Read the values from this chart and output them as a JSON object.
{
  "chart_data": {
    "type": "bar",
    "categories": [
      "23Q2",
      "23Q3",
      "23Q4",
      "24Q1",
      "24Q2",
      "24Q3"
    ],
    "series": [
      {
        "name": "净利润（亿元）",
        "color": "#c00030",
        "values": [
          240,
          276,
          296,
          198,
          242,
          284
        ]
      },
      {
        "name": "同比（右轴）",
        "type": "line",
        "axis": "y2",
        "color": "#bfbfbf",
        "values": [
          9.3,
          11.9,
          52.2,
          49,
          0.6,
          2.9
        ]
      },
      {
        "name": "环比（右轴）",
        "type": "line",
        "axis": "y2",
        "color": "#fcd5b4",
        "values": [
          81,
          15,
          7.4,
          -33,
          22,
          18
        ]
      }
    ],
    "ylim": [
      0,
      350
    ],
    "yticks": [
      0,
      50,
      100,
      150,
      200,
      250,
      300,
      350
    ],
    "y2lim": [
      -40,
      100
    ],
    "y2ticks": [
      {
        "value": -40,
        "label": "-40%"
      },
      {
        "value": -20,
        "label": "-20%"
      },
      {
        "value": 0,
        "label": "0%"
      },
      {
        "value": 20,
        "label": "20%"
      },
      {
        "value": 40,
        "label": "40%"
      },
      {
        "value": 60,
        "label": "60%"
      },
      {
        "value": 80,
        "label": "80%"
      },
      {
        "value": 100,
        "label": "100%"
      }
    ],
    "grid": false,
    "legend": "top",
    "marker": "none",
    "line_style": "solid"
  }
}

**EXERCISE DIRECTIONS**:
Without leaving anything out, quote all the data.

**PROBLEM SOLUTION**:
Read the values from this chart and output them as a JSON object.
{
  "chart_data": {
    "type": "bar",
    "categories": [
      "23Q2",
      "23Q3",
      "23Q4",
      "24Q1",
      "24Q2",
      "24Q3"
    ],
    "series": [
      {
        "name": "净利润（亿元）",
        "color": "#c00030",
        "values": [
          240,
          276,
          296,
          198,
          242,
          284
        ]
      },
      {
        "name": "同比（右轴）",
        "type": "line",
        "axis": "y2",
        "color": "#bfbfbf",
        "values": [
          9.3,
          11.9,
          52.2,
          49,
          0.6,
          2.9
        ]
      },
      {
        "name": "环比（右轴）",
        "type": "line",
        "axis": "y2",
        "color": "#fcd5b4",
        "values": [
          81,
          15,
          7.4,
          -33,
          22,
          18
        ]
      }
    ],
    "ylim": [
      0,
      350
    ],
    "yticks": [
      0,
      50,
      100,
      150,
      200,
      250,
      300,
      350
    ],
    "y2lim": [
      -40,
      100
    ],
    "y2ticks": [
      {
        "value": -40,
        "label": "-40%"
      },
      {
        "value": -20,
        "label": "-20%"
      },
      {
        "value": 0,
        "label": "0%"
      },
      {
        "value": 20,
        "label": "20%"
      },
      {
        "value": 40,
        "label": "40%"
      },
      {
        "value": 60,
        "label": "60%"
      },
      {
        "value": 80,
        "label": "80%"
      },
      {
        "value": 100,
        "label": "100%"
      }
    ],
    "grid": false,
    "legend": "top",
    "marker": "none",
    "line_style": "solid"
  }
}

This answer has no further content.